Exercise →
Reproduce the entries exactly and omit the pictures.
+++++
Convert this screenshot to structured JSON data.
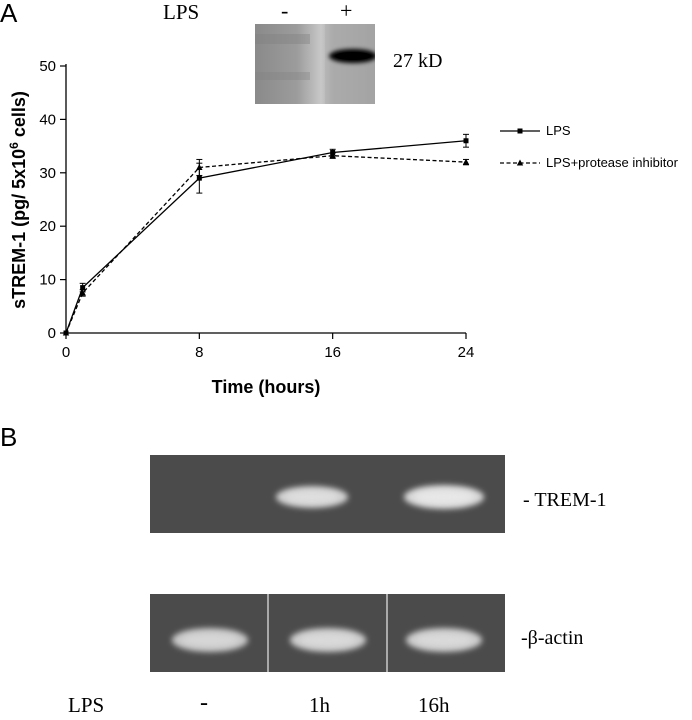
{
  "panel_a": {
    "letter": "A",
    "blot": {
      "lps_label": "LPS",
      "lane_minus": "-",
      "lane_plus": "+",
      "size_label": "27 kD"
    }
  },
  "panel_b": {
    "letter": "B",
    "trem_label": "TREM-1",
    "actin_label": "β-actin",
    "lps_label": "LPS",
    "lanes": [
      "-",
      "1h",
      "16h"
    ]
  },
  "chart_data": {
    "type": "line",
    "title": "",
    "xlabel": "Time (hours)",
    "ylabel": "sTREM-1 (pg/ 5x10",
    "ylabel_sup": "6",
    "ylabel_end": " cells)",
    "xlim": [
      0,
      24
    ],
    "ylim": [
      0,
      50
    ],
    "xticks": [
      0,
      8,
      16,
      24
    ],
    "yticks": [
      0,
      10,
      20,
      30,
      40,
      50
    ],
    "legend_position": "right",
    "series": [
      {
        "name": "LPS",
        "style": "solid",
        "marker": "square",
        "x": [
          0,
          1,
          8,
          16,
          24
        ],
        "y": [
          0,
          8.5,
          29,
          33.8,
          36
        ],
        "err": [
          0,
          0.8,
          2.8,
          0.6,
          1.2
        ]
      },
      {
        "name": "LPS+protease inhibitor",
        "style": "dashed",
        "marker": "triangle",
        "x": [
          0,
          1,
          8,
          16,
          24
        ],
        "y": [
          0,
          7.5,
          31,
          33.2,
          32
        ],
        "err": [
          0,
          0.6,
          1.5,
          0.5,
          0.5
        ]
      }
    ]
  }
}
+++++
Answer to the exercise →
Convert this screenshot to structured JSON data.
{
  "panel_a": {
    "letter": "A",
    "blot": {
      "lps_label": "LPS",
      "lane_minus": "-",
      "lane_plus": "+",
      "size_label": "27 kD"
    }
  },
  "panel_b": {
    "letter": "B",
    "trem_label": "TREM-1",
    "actin_label": "β-actin",
    "lps_label": "LPS",
    "lanes": [
      "-",
      "1h",
      "16h"
    ]
  },
  "chart_data": {
    "type": "line",
    "title": "",
    "xlabel": "Time (hours)",
    "ylabel": "sTREM-1 (pg/ 5x10",
    "ylabel_sup": "6",
    "ylabel_end": " cells)",
    "xlim": [
      0,
      24
    ],
    "ylim": [
      0,
      50
    ],
    "xticks": [
      0,
      8,
      16,
      24
    ],
    "yticks": [
      0,
      10,
      20,
      30,
      40,
      50
    ],
    "legend_position": "right",
    "series": [
      {
        "name": "LPS",
        "style": "solid",
        "marker": "square",
        "x": [
          0,
          1,
          8,
          16,
          24
        ],
        "y": [
          0,
          8.5,
          29,
          33.8,
          36
        ],
        "err": [
          0,
          0.8,
          2.8,
          0.6,
          1.2
        ]
      },
      {
        "name": "LPS+protease inhibitor",
        "style": "dashed",
        "marker": "triangle",
        "x": [
          0,
          1,
          8,
          16,
          24
        ],
        "y": [
          0,
          7.5,
          31,
          33.2,
          32
        ],
        "err": [
          0,
          0.6,
          1.5,
          0.5,
          0.5
        ]
      }
    ]
  }
}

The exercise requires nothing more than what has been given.